Record set =>
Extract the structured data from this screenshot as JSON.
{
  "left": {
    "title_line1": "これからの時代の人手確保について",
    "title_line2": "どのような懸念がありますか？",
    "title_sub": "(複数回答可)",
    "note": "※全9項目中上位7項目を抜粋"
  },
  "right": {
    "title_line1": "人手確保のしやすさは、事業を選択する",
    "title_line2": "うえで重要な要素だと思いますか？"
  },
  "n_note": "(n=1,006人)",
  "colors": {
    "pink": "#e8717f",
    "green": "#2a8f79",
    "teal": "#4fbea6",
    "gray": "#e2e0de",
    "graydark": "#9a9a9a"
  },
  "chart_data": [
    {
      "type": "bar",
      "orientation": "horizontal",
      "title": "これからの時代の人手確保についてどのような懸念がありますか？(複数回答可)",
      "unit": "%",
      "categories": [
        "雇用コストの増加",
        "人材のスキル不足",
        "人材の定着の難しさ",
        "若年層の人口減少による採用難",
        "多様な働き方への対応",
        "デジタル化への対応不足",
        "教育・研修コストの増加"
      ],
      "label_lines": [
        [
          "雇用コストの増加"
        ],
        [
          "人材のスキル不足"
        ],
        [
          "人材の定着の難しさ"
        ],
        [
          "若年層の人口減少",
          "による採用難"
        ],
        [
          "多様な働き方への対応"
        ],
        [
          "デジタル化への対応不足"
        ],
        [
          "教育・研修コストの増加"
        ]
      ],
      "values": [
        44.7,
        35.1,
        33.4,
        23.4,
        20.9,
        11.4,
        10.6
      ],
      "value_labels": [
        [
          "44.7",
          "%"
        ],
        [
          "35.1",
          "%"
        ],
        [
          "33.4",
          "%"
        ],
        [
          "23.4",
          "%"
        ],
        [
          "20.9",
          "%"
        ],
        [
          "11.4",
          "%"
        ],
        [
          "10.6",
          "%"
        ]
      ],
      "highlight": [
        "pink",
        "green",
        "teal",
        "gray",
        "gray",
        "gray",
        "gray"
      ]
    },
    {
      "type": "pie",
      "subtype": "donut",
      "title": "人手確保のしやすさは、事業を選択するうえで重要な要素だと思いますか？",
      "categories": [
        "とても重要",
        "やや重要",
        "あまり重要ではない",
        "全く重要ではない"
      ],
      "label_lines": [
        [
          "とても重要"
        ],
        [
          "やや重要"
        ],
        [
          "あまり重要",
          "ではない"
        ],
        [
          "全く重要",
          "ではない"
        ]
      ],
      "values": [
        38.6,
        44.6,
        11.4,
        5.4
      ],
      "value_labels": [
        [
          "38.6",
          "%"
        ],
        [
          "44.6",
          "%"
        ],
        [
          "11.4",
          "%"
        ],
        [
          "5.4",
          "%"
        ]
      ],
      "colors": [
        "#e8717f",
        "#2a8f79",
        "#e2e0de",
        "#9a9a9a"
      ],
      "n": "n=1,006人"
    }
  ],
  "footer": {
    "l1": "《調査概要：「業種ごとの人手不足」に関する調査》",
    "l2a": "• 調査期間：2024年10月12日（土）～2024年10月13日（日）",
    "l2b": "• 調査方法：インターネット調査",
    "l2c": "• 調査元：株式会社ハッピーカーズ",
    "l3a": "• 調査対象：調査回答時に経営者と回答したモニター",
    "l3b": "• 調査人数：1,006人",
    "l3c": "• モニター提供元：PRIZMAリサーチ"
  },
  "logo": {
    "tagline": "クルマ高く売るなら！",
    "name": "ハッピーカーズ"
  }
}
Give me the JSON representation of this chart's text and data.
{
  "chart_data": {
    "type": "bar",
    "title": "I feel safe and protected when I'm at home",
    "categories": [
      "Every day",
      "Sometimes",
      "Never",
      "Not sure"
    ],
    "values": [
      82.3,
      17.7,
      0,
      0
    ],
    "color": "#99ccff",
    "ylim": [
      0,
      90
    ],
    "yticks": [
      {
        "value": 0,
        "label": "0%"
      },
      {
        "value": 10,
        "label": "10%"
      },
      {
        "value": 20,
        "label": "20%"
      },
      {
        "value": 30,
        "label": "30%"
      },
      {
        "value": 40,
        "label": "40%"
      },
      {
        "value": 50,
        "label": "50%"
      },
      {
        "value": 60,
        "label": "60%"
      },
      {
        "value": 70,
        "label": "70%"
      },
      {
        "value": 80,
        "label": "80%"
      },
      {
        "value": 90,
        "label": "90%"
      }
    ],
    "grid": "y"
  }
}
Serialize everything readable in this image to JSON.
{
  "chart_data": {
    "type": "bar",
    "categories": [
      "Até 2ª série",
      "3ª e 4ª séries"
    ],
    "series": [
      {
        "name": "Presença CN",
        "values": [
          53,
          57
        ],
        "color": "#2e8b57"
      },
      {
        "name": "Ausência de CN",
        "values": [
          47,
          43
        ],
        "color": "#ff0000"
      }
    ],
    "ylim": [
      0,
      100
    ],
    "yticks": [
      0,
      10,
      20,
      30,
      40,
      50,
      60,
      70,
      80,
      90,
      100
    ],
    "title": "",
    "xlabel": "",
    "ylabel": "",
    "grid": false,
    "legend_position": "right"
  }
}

Your objective => From the first line to the last, please quote the material above exactly.

Solution to the problem =>
Extract the structured data from this screenshot as JSON.
{
  "left": {
    "title_line1": "これからの時代の人手確保について",
    "title_line2": "どのような懸念がありますか？",
    "title_sub": "(複数回答可)",
    "note": "※全9項目中上位7項目を抜粋"
  },
  "right": {
    "title_line1": "人手確保のしやすさは、事業を選択する",
    "title_line2": "うえで重要な要素だと思いますか？"
  },
  "n_note": "(n=1,006人)",
  "colors": {
    "pink": "#e8717f",
    "green": "#2a8f79",
    "teal": "#4fbea6",
    "gray": "#e2e0de",
    "graydark": "#9a9a9a"
  },
  "chart_data": [
    {
      "type": "bar",
      "orientation": "horizontal",
      "title": "これからの時代の人手確保についてどのような懸念がありますか？(複数回答可)",
      "unit": "%",
      "categories": [
        "雇用コストの増加",
        "人材のスキル不足",
        "人材の定着の難しさ",
        "若年層の人口減少による採用難",
        "多様な働き方への対応",
        "デジタル化への対応不足",
        "教育・研修コストの増加"
      ],
      "label_lines": [
        [
          "雇用コストの増加"
        ],
        [
          "人材のスキル不足"
        ],
        [
          "人材の定着の難しさ"
        ],
        [
          "若年層の人口減少",
          "による採用難"
        ],
        [
          "多様な働き方への対応"
        ],
        [
          "デジタル化への対応不足"
        ],
        [
          "教育・研修コストの増加"
        ]
      ],
      "values": [
        44.7,
        35.1,
        33.4,
        23.4,
        20.9,
        11.4,
        10.6
      ],
      "value_labels": [
        [
          "44.7",
          "%"
        ],
        [
          "35.1",
          "%"
        ],
        [
          "33.4",
          "%"
        ],
        [
          "23.4",
          "%"
        ],
        [
          "20.9",
          "%"
        ],
        [
          "11.4",
          "%"
        ],
        [
          "10.6",
          "%"
        ]
      ],
      "highlight": [
        "pink",
        "green",
        "teal",
        "gray",
        "gray",
        "gray",
        "gray"
      ]
    },
    {
      "type": "pie",
      "subtype": "donut",
      "title": "人手確保のしやすさは、事業を選択するうえで重要な要素だと思いますか？",
      "categories": [
        "とても重要",
        "やや重要",
        "あまり重要ではない",
        "全く重要ではない"
      ],
      "label_lines": [
        [
          "とても重要"
        ],
        [
          "やや重要"
        ],
        [
          "あまり重要",
          "ではない"
        ],
        [
          "全く重要",
          "ではない"
        ]
      ],
      "values": [
        38.6,
        44.6,
        11.4,
        5.4
      ],
      "value_labels": [
        [
          "38.6",
          "%"
        ],
        [
          "44.6",
          "%"
        ],
        [
          "11.4",
          "%"
        ],
        [
          "5.4",
          "%"
        ]
      ],
      "colors": [
        "#e8717f",
        "#2a8f79",
        "#e2e0de",
        "#9a9a9a"
      ],
      "n": "n=1,006人"
    }
  ],
  "footer": {
    "l1": "《調査概要：「業種ごとの人手不足」に関する調査》",
    "l2a": "• 調査期間：2024年10月12日（土）～2024年10月13日（日）",
    "l2b": "• 調査方法：インターネット調査",
    "l2c": "• 調査元：株式会社ハッピーカーズ",
    "l3a": "• 調査対象：調査回答時に経営者と回答したモニター",
    "l3b": "• 調査人数：1,006人",
    "l3c": "• モニター提供元：PRIZMAリサーチ"
  },
  "logo": {
    "tagline": "クルマ高く売るなら！",
    "name": "ハッピーカーズ"
  }
}
Give me the JSON representation of this chart's text and data.
{
  "chart_data": {
    "type": "bar",
    "title": "I feel safe and protected when I'm at home",
    "categories": [
      "Every day",
      "Sometimes",
      "Never",
      "Not sure"
    ],
    "values": [
      82.3,
      17.7,
      0,
      0
    ],
    "color": "#99ccff",
    "ylim": [
      0,
      90
    ],
    "yticks": [
      {
        "value": 0,
        "label": "0%"
      },
      {
        "value": 10,
        "label": "10%"
      },
      {
        "value": 20,
        "label": "20%"
      },
      {
        "value": 30,
        "label": "30%"
      },
      {
        "value": 40,
        "label": "40%"
      },
      {
        "value": 50,
        "label": "50%"
      },
      {
        "value": 60,
        "label": "60%"
      },
      {
        "value": 70,
        "label": "70%"
      },
      {
        "value": 80,
        "label": "80%"
      },
      {
        "value": 90,
        "label": "90%"
      }
    ],
    "grid": "y"
  }
}
Serialize everything readable in this image to JSON.
{
  "chart_data": {
    "type": "bar",
    "categories": [
      "Até 2ª série",
      "3ª e 4ª séries"
    ],
    "series": [
      {
        "name": "Presença CN",
        "values": [
          53,
          57
        ],
        "color": "#2e8b57"
      },
      {
        "name": "Ausência de CN",
        "values": [
          47,
          43
        ],
        "color": "#ff0000"
      }
    ],
    "ylim": [
      0,
      100
    ],
    "yticks": [
      0,
      10,
      20,
      30,
      40,
      50,
      60,
      70,
      80,
      90,
      100
    ],
    "title": "",
    "xlabel": "",
    "ylabel": "",
    "grid": false,
    "legend_position": "right"
  }
}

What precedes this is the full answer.